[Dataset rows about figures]
● ● ● ● ●

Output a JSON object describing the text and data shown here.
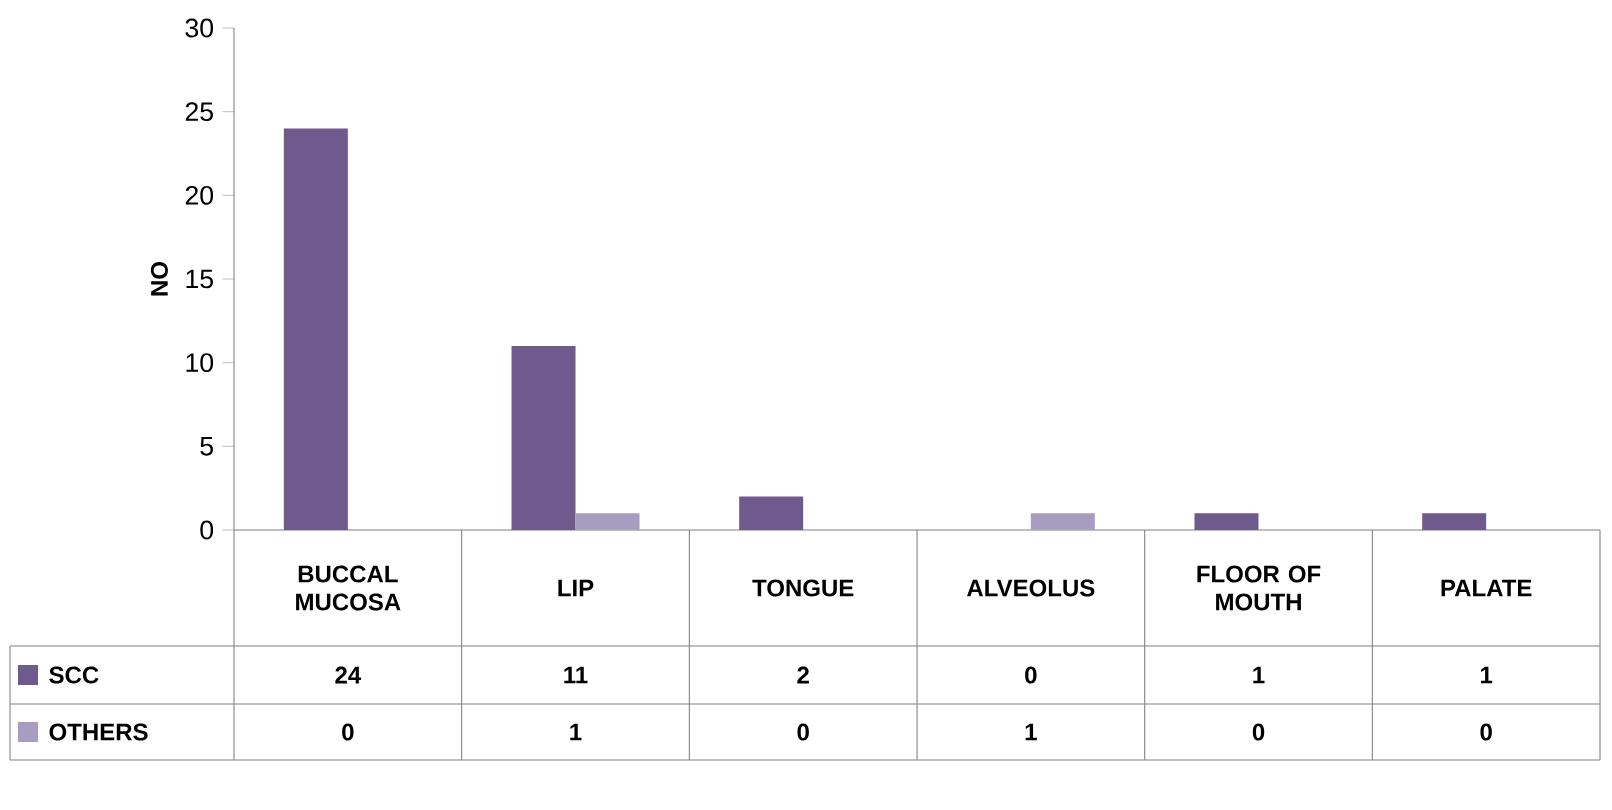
{
  "chart_data": {
    "type": "bar",
    "ylabel": "NO",
    "categories": [
      "BUCCAL MUCOSA",
      "LIP",
      "TONGUE",
      "ALVEOLUS",
      "FLOOR OF MOUTH",
      "PALATE"
    ],
    "series": [
      {
        "name": "SCC",
        "color": "#6f5a8e",
        "values": [
          24,
          11,
          2,
          0,
          1,
          1
        ]
      },
      {
        "name": "OTHERS",
        "color": "#a89cc0",
        "values": [
          0,
          1,
          0,
          1,
          0,
          0
        ]
      }
    ],
    "ylim": [
      0,
      30
    ],
    "yticks": [
      0,
      5,
      10,
      15,
      20,
      25,
      30
    ],
    "data_labels": true,
    "legend": "bottom left",
    "grid": false
  }
}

● ● ● ● ●

EXERCISE DIRECTIONS:
From the data above, write out everything exactly except the pictures.

FULL ANSWER:
Output a JSON object describing the text and data shown here.
{
  "chart_data": {
    "type": "bar",
    "ylabel": "NO",
    "categories": [
      "BUCCAL MUCOSA",
      "LIP",
      "TONGUE",
      "ALVEOLUS",
      "FLOOR OF MOUTH",
      "PALATE"
    ],
    "series": [
      {
        "name": "SCC",
        "color": "#6f5a8e",
        "values": [
          24,
          11,
          2,
          0,
          1,
          1
        ]
      },
      {
        "name": "OTHERS",
        "color": "#a89cc0",
        "values": [
          0,
          1,
          0,
          1,
          0,
          0
        ]
      }
    ],
    "ylim": [
      0,
      30
    ],
    "yticks": [
      0,
      5,
      10,
      15,
      20,
      25,
      30
    ],
    "data_labels": true,
    "legend": "bottom left",
    "grid": false
  }
}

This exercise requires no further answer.